* **DATA FOR THE TASK**

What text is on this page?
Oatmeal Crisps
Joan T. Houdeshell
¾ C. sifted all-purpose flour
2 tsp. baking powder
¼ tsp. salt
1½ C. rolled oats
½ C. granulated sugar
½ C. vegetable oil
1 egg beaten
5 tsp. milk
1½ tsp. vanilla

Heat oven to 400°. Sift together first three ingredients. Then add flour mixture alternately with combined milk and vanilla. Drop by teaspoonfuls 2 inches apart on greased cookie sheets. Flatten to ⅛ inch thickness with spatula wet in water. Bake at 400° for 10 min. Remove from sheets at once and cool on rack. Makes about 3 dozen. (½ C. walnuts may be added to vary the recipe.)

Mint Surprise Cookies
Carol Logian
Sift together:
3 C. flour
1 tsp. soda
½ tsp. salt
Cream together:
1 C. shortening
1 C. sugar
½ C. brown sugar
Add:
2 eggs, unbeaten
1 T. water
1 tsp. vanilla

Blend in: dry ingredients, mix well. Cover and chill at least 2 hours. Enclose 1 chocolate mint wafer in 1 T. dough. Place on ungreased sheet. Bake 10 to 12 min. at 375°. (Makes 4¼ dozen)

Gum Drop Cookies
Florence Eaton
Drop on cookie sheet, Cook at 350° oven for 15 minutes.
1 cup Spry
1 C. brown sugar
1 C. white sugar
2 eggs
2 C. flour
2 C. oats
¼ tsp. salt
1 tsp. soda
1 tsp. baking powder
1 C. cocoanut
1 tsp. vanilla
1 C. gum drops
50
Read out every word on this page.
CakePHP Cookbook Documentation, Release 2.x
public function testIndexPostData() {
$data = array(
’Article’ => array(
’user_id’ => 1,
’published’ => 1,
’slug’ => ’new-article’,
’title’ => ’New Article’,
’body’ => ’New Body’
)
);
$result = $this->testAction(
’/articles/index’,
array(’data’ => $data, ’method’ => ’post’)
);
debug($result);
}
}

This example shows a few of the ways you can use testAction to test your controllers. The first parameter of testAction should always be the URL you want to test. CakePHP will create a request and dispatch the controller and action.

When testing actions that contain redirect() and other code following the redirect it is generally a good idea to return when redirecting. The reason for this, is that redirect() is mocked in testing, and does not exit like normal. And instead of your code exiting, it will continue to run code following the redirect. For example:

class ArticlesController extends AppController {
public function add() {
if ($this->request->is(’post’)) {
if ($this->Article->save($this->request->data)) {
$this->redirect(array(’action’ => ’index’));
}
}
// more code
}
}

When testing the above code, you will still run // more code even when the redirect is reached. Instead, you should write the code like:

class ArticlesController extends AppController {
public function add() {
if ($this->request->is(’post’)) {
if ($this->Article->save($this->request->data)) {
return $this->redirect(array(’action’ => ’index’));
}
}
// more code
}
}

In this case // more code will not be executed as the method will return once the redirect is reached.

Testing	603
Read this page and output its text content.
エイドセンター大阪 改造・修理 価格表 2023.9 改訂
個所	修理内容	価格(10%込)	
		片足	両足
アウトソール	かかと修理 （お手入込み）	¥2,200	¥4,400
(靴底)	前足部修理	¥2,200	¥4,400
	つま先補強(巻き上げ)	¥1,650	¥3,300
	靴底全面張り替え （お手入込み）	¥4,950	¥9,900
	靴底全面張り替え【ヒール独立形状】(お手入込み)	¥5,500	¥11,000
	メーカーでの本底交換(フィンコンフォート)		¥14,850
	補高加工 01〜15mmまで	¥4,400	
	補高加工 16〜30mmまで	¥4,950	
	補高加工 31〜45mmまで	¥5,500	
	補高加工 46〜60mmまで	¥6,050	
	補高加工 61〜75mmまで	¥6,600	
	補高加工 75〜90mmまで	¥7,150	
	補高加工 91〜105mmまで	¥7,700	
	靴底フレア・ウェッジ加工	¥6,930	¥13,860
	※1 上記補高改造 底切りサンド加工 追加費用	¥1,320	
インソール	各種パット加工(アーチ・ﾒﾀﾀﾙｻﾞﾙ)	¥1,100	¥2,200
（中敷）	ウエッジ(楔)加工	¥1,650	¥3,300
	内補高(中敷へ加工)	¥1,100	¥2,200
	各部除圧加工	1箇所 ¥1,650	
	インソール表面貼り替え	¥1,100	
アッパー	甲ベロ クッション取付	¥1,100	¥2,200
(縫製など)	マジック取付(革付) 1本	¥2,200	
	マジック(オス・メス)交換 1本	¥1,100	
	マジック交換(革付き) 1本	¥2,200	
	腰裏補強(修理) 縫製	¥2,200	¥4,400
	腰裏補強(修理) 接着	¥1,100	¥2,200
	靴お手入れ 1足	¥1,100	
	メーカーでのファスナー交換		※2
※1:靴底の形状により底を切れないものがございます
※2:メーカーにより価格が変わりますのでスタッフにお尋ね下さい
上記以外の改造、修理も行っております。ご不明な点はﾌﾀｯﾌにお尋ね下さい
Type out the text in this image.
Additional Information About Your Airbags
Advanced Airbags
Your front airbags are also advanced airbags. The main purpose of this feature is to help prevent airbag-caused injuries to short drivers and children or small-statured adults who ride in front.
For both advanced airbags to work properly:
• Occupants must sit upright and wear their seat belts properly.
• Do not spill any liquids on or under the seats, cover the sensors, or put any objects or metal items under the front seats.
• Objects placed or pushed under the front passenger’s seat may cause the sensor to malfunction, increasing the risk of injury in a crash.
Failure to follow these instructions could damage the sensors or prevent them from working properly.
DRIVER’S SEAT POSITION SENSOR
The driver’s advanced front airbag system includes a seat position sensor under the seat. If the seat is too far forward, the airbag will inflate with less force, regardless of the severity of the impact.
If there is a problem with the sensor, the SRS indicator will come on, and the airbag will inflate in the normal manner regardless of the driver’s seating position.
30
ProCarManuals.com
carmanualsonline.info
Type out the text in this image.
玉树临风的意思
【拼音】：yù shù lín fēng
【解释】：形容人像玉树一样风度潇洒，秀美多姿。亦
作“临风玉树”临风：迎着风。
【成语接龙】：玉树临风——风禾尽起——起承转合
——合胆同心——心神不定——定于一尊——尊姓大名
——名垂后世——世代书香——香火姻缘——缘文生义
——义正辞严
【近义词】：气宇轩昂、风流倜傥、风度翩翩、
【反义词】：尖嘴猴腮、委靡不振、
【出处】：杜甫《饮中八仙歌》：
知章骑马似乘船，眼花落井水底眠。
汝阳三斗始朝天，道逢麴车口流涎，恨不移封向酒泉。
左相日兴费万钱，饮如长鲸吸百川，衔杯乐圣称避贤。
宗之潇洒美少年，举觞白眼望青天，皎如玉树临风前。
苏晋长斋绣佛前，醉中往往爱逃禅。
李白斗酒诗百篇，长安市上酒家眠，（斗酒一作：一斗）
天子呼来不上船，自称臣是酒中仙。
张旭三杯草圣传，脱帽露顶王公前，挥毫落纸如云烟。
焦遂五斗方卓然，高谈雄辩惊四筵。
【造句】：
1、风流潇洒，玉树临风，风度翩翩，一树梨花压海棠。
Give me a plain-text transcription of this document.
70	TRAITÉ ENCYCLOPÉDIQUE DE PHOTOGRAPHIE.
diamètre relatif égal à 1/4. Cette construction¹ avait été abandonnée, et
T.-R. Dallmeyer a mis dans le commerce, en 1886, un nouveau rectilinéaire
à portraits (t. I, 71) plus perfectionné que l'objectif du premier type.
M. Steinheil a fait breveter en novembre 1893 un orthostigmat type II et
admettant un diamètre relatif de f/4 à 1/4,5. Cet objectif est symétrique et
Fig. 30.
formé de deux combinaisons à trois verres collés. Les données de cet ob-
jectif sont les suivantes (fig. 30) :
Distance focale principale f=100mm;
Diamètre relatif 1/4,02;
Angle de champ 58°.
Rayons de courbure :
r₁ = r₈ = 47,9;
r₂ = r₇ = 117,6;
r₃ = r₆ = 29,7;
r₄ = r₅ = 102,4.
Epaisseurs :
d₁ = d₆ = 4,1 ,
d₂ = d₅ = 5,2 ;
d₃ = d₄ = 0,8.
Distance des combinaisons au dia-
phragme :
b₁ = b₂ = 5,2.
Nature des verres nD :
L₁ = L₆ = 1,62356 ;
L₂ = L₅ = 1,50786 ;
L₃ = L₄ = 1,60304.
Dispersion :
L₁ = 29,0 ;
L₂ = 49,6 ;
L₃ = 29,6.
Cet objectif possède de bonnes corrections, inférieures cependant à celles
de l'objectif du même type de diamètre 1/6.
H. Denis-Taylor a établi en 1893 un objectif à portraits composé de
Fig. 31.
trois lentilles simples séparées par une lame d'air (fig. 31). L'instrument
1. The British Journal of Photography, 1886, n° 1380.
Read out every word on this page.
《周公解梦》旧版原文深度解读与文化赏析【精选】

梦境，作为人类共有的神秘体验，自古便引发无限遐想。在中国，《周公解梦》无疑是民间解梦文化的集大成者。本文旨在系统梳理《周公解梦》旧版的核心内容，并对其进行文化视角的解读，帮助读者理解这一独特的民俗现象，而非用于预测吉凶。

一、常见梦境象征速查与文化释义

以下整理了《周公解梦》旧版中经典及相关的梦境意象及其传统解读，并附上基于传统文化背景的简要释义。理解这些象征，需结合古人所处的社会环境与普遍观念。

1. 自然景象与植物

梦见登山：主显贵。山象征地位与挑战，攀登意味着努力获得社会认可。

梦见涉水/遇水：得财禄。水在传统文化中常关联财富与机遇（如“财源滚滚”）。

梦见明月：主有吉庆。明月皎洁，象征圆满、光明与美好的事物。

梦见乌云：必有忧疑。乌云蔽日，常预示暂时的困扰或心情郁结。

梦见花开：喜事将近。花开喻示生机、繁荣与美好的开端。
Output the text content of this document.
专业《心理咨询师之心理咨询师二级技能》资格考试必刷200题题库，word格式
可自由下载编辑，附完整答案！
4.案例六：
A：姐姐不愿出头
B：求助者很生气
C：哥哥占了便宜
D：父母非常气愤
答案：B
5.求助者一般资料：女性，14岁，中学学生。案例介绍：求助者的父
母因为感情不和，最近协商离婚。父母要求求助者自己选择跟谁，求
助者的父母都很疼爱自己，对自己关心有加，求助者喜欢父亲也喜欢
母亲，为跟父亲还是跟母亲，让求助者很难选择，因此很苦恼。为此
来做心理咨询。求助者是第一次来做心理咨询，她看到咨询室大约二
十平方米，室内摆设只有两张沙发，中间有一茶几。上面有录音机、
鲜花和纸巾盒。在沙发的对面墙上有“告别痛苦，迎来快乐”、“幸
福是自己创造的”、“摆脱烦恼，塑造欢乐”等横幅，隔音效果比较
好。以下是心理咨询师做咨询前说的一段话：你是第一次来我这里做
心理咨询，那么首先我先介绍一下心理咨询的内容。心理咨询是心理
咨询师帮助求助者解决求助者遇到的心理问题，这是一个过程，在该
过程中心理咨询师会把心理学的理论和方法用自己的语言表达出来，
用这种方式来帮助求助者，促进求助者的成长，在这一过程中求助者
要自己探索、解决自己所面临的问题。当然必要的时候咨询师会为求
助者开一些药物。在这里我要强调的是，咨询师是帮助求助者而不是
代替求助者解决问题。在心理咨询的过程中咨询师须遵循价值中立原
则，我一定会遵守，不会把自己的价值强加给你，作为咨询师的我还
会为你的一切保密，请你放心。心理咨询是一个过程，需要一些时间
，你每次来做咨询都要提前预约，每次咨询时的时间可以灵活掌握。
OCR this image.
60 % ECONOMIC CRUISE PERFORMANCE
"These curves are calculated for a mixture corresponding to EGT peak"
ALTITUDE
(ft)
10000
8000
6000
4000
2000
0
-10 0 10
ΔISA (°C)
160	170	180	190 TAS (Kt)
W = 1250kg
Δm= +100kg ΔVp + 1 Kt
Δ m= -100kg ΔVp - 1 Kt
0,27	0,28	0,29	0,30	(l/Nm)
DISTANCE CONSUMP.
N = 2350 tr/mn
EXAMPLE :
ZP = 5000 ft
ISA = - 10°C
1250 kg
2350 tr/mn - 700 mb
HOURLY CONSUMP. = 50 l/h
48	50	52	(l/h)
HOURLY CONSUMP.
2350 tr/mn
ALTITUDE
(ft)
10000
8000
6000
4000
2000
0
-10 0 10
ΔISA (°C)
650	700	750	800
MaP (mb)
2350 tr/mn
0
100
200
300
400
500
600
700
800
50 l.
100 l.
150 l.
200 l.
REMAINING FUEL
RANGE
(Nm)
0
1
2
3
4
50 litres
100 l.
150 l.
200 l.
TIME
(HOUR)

* **WORK TO DO**
List every line from the entries above in which "powder" appears.

* **SOLVED PROBLEM**
2 tsp. baking powder
1 tsp. baking powder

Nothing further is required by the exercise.